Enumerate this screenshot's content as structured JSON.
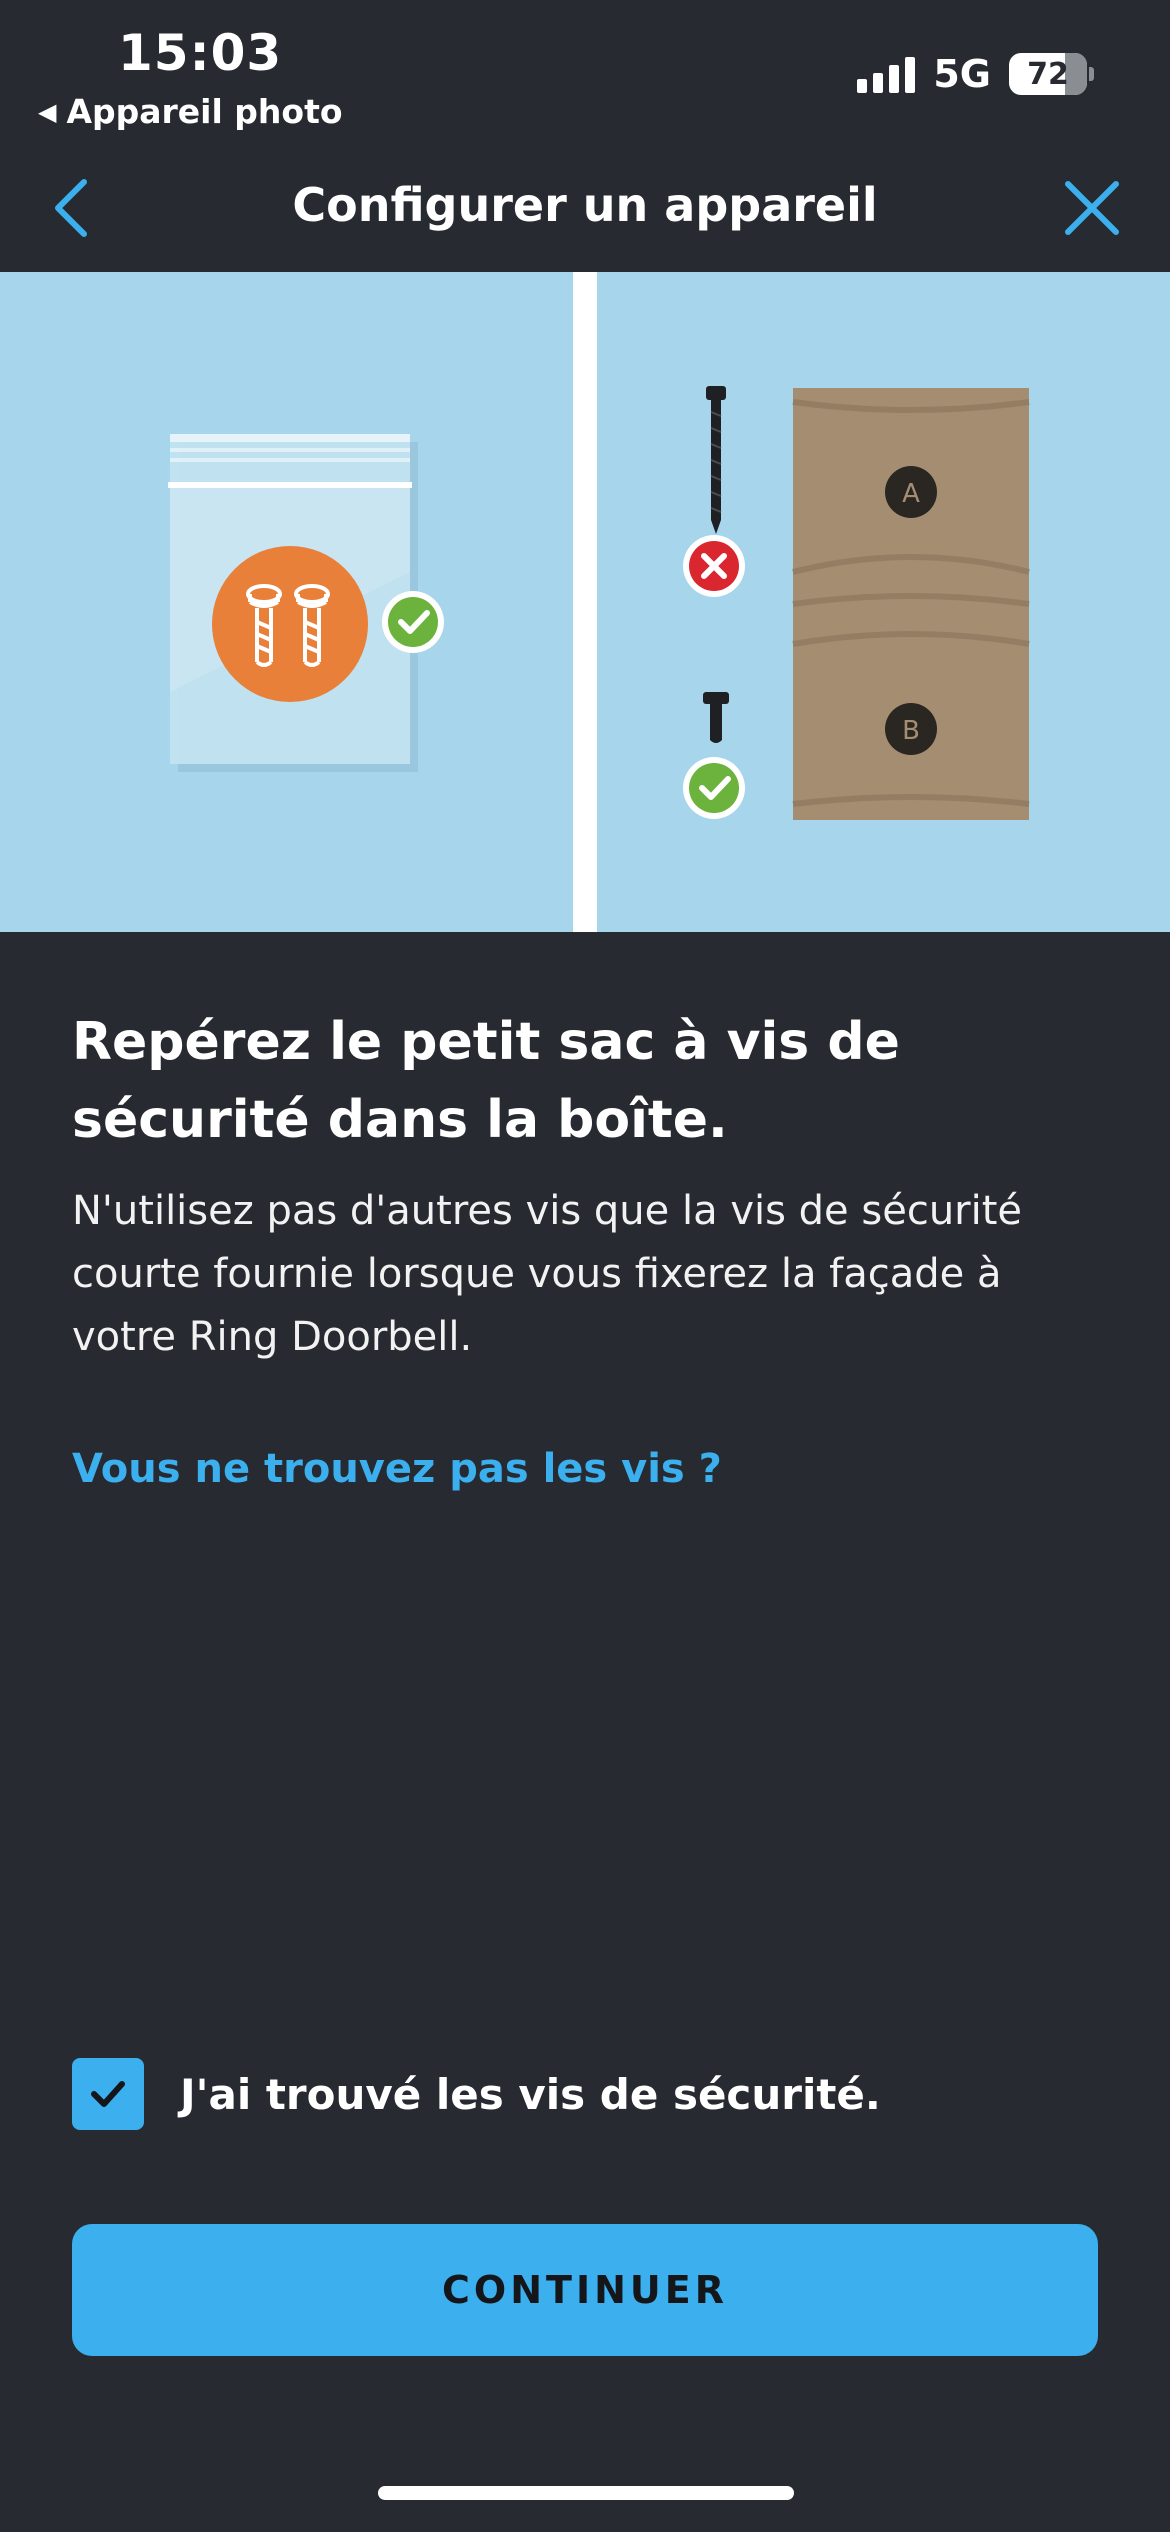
{
  "status_bar": {
    "time": "15:03",
    "back_app": "Appareil photo",
    "network": "5G",
    "battery": "72"
  },
  "nav": {
    "title": "Configurer un appareil",
    "back_icon": "chevron-left-icon",
    "close_icon": "close-icon"
  },
  "illustration": {
    "left_panel": {
      "icons": [
        "screw-bag",
        "security-screw-icon",
        "check-icon"
      ]
    },
    "right_panel": {
      "labels": {
        "a": "A",
        "b": "B"
      },
      "icons": [
        "long-screw",
        "x-icon",
        "short-screw",
        "check-icon",
        "foam-insert"
      ]
    }
  },
  "content": {
    "headline": "Repérez le petit sac à vis de sécurité dans la boîte.",
    "body": "N'utilisez pas d'autres vis que la vis de sécurité courte fournie lorsque vous fixerez la façade à votre Ring Doorbell.",
    "help_link": "Vous ne trouvez pas les vis ?"
  },
  "confirm": {
    "checked": true,
    "label": "J'ai trouvé les vis de sécurité."
  },
  "button": {
    "label": "CONTINUER"
  },
  "colors": {
    "background": "#272a30",
    "accent": "#3cb0ee",
    "panel": "#a7d5ec",
    "bag_circle": "#e8803a",
    "success": "#6cb33e",
    "error": "#d9262f",
    "foam": "#a58d72"
  }
}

::::::::

Go through the listing above and quote it exactly, apart from its images.

Enumerate this screenshot's content as structured JSON.
{
  "status_bar": {
    "time": "15:03",
    "back_app": "Appareil photo",
    "network": "5G",
    "battery": "72"
  },
  "nav": {
    "title": "Configurer un appareil",
    "back_icon": "chevron-left-icon",
    "close_icon": "close-icon"
  },
  "illustration": {
    "left_panel": {
      "icons": [
        "screw-bag",
        "security-screw-icon",
        "check-icon"
      ]
    },
    "right_panel": {
      "labels": {
        "a": "A",
        "b": "B"
      },
      "icons": [
        "long-screw",
        "x-icon",
        "short-screw",
        "check-icon",
        "foam-insert"
      ]
    }
  },
  "content": {
    "headline": "Repérez le petit sac à vis de sécurité dans la boîte.",
    "body": "N'utilisez pas d'autres vis que la vis de sécurité courte fournie lorsque vous fixerez la façade à votre Ring Doorbell.",
    "help_link": "Vous ne trouvez pas les vis ?"
  },
  "confirm": {
    "checked": true,
    "label": "J'ai trouvé les vis de sécurité."
  },
  "button": {
    "label": "CONTINUER"
  },
  "colors": {
    "background": "#272a30",
    "accent": "#3cb0ee",
    "panel": "#a7d5ec",
    "bag_circle": "#e8803a",
    "success": "#6cb33e",
    "error": "#d9262f",
    "foam": "#a58d72"
  }
}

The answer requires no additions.